## Directions
Each record must be retyped in full. No character may differ.

########################################

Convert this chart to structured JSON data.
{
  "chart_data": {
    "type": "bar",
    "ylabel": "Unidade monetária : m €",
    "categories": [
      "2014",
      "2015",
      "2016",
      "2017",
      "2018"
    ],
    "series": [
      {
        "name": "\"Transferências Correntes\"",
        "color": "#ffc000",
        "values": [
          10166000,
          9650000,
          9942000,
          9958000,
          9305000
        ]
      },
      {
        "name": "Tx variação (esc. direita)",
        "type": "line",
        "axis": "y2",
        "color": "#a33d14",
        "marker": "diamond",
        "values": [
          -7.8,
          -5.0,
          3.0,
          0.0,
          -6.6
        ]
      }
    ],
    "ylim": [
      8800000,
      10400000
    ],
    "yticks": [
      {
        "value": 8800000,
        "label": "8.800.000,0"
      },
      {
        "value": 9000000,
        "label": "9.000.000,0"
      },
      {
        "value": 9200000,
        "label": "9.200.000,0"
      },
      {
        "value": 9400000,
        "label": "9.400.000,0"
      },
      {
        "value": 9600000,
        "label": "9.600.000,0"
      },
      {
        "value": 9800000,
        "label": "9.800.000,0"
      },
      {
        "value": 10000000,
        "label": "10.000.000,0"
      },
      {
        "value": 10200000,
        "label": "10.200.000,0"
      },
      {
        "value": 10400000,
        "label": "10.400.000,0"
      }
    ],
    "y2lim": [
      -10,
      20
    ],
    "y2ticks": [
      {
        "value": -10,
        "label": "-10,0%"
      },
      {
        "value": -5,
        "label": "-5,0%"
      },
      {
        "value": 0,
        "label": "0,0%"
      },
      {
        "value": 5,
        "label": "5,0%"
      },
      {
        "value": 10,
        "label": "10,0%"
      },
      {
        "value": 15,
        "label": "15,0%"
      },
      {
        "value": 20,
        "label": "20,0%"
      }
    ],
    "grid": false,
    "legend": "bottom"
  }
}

########################################

## Output below
Convert this chart to structured JSON data.
{
  "chart_data": {
    "type": "bar",
    "ylabel": "Unidade monetária : m €",
    "categories": [
      "2014",
      "2015",
      "2016",
      "2017",
      "2018"
    ],
    "series": [
      {
        "name": "\"Transferências Correntes\"",
        "color": "#ffc000",
        "values": [
          10166000,
          9650000,
          9942000,
          9958000,
          9305000
        ]
      },
      {
        "name": "Tx variação (esc. direita)",
        "type": "line",
        "axis": "y2",
        "color": "#a33d14",
        "marker": "diamond",
        "values": [
          -7.8,
          -5.0,
          3.0,
          0.0,
          -6.6
        ]
      }
    ],
    "ylim": [
      8800000,
      10400000
    ],
    "yticks": [
      {
        "value": 8800000,
        "label": "8.800.000,0"
      },
      {
        "value": 9000000,
        "label": "9.000.000,0"
      },
      {
        "value": 9200000,
        "label": "9.200.000,0"
      },
      {
        "value": 9400000,
        "label": "9.400.000,0"
      },
      {
        "value": 9600000,
        "label": "9.600.000,0"
      },
      {
        "value": 9800000,
        "label": "9.800.000,0"
      },
      {
        "value": 10000000,
        "label": "10.000.000,0"
      },
      {
        "value": 10200000,
        "label": "10.200.000,0"
      },
      {
        "value": 10400000,
        "label": "10.400.000,0"
      }
    ],
    "y2lim": [
      -10,
      20
    ],
    "y2ticks": [
      {
        "value": -10,
        "label": "-10,0%"
      },
      {
        "value": -5,
        "label": "-5,0%"
      },
      {
        "value": 0,
        "label": "0,0%"
      },
      {
        "value": 5,
        "label": "5,0%"
      },
      {
        "value": 10,
        "label": "10,0%"
      },
      {
        "value": 15,
        "label": "15,0%"
      },
      {
        "value": 20,
        "label": "20,0%"
      }
    ],
    "grid": false,
    "legend": "bottom"
  }
}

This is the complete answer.